● **GOAL**:
Write out all of the lines below, exactly and completely.

● **LISTING**:
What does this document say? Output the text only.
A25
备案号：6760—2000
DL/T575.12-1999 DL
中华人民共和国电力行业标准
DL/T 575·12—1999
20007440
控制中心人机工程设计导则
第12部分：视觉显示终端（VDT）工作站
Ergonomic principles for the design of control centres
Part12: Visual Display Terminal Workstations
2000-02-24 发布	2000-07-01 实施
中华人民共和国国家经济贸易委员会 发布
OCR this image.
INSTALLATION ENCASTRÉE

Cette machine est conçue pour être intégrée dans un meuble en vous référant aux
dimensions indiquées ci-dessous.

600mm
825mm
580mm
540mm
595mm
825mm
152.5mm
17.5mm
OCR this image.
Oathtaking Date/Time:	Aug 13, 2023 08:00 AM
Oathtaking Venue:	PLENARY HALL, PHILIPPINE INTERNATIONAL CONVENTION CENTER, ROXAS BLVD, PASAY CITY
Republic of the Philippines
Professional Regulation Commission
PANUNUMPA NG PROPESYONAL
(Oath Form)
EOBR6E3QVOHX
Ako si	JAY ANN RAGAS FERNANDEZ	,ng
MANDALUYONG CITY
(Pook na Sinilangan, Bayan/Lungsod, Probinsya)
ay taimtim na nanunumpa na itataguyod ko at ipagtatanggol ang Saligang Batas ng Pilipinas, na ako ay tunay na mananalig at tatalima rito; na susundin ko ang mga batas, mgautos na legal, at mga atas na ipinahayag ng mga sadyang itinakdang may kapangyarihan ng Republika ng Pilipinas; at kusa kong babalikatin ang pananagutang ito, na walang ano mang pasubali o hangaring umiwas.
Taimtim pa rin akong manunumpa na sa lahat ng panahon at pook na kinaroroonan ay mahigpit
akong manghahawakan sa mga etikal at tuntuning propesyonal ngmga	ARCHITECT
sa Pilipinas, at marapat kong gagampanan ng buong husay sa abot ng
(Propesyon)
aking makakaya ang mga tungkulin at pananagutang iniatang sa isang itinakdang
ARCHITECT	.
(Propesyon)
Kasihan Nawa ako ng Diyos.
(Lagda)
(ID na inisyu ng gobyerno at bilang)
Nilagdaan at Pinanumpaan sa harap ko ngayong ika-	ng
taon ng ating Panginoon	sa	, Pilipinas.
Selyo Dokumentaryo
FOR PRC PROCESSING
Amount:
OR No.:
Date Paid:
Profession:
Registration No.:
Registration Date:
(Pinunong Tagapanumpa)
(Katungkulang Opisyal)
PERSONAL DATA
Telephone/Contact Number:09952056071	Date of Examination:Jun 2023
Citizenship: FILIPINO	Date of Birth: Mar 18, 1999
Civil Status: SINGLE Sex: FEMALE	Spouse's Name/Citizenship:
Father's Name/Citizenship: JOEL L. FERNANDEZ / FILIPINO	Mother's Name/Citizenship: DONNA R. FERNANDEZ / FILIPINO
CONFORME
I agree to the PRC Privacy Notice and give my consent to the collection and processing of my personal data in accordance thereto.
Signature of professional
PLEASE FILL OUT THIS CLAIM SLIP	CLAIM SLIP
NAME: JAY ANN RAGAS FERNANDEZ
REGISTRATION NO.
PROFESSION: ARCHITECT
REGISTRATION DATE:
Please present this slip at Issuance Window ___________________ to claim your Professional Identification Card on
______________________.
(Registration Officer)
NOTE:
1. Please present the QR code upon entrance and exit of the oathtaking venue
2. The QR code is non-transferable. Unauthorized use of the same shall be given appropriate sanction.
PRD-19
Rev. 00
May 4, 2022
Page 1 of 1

● **RESULT OF THIS EXERCISE**:
What does this document say? Output the text only.
A25
备案号：6760—2000
DL/T575.12-1999 DL
中华人民共和国电力行业标准
DL/T 575·12—1999
20007440
控制中心人机工程设计导则
第12部分：视觉显示终端（VDT）工作站
Ergonomic principles for the design of control centres
Part12: Visual Display Terminal Workstations
2000-02-24 发布	2000-07-01 实施
中华人民共和国国家经济贸易委员会 发布
OCR this image.
INSTALLATION ENCASTRÉE

Cette machine est conçue pour être intégrée dans un meuble en vous référant aux
dimensions indiquées ci-dessous.

600mm
825mm
580mm
540mm
595mm
825mm
152.5mm
17.5mm
OCR this image.
Oathtaking Date/Time:	Aug 13, 2023 08:00 AM
Oathtaking Venue:	PLENARY HALL, PHILIPPINE INTERNATIONAL CONVENTION CENTER, ROXAS BLVD, PASAY CITY
Republic of the Philippines
Professional Regulation Commission
PANUNUMPA NG PROPESYONAL
(Oath Form)
EOBR6E3QVOHX
Ako si	JAY ANN RAGAS FERNANDEZ	,ng
MANDALUYONG CITY
(Pook na Sinilangan, Bayan/Lungsod, Probinsya)
ay taimtim na nanunumpa na itataguyod ko at ipagtatanggol ang Saligang Batas ng Pilipinas, na ako ay tunay na mananalig at tatalima rito; na susundin ko ang mga batas, mgautos na legal, at mga atas na ipinahayag ng mga sadyang itinakdang may kapangyarihan ng Republika ng Pilipinas; at kusa kong babalikatin ang pananagutang ito, na walang ano mang pasubali o hangaring umiwas.
Taimtim pa rin akong manunumpa na sa lahat ng panahon at pook na kinaroroonan ay mahigpit
akong manghahawakan sa mga etikal at tuntuning propesyonal ngmga	ARCHITECT
sa Pilipinas, at marapat kong gagampanan ng buong husay sa abot ng
(Propesyon)
aking makakaya ang mga tungkulin at pananagutang iniatang sa isang itinakdang
ARCHITECT	.
(Propesyon)
Kasihan Nawa ako ng Diyos.
(Lagda)
(ID na inisyu ng gobyerno at bilang)
Nilagdaan at Pinanumpaan sa harap ko ngayong ika-	ng
taon ng ating Panginoon	sa	, Pilipinas.
Selyo Dokumentaryo
FOR PRC PROCESSING
Amount:
OR No.:
Date Paid:
Profession:
Registration No.:
Registration Date:
(Pinunong Tagapanumpa)
(Katungkulang Opisyal)
PERSONAL DATA
Telephone/Contact Number:09952056071	Date of Examination:Jun 2023
Citizenship: FILIPINO	Date of Birth: Mar 18, 1999
Civil Status: SINGLE Sex: FEMALE	Spouse's Name/Citizenship:
Father's Name/Citizenship: JOEL L. FERNANDEZ / FILIPINO	Mother's Name/Citizenship: DONNA R. FERNANDEZ / FILIPINO
CONFORME
I agree to the PRC Privacy Notice and give my consent to the collection and processing of my personal data in accordance thereto.
Signature of professional
PLEASE FILL OUT THIS CLAIM SLIP	CLAIM SLIP
NAME: JAY ANN RAGAS FERNANDEZ
REGISTRATION NO.
PROFESSION: ARCHITECT
REGISTRATION DATE:
Please present this slip at Issuance Window ___________________ to claim your Professional Identification Card on
______________________.
(Registration Officer)
NOTE:
1. Please present the QR code upon entrance and exit of the oathtaking venue
2. The QR code is non-transferable. Unauthorized use of the same shall be given appropriate sanction.
PRD-19
Rev. 00
May 4, 2022
Page 1 of 1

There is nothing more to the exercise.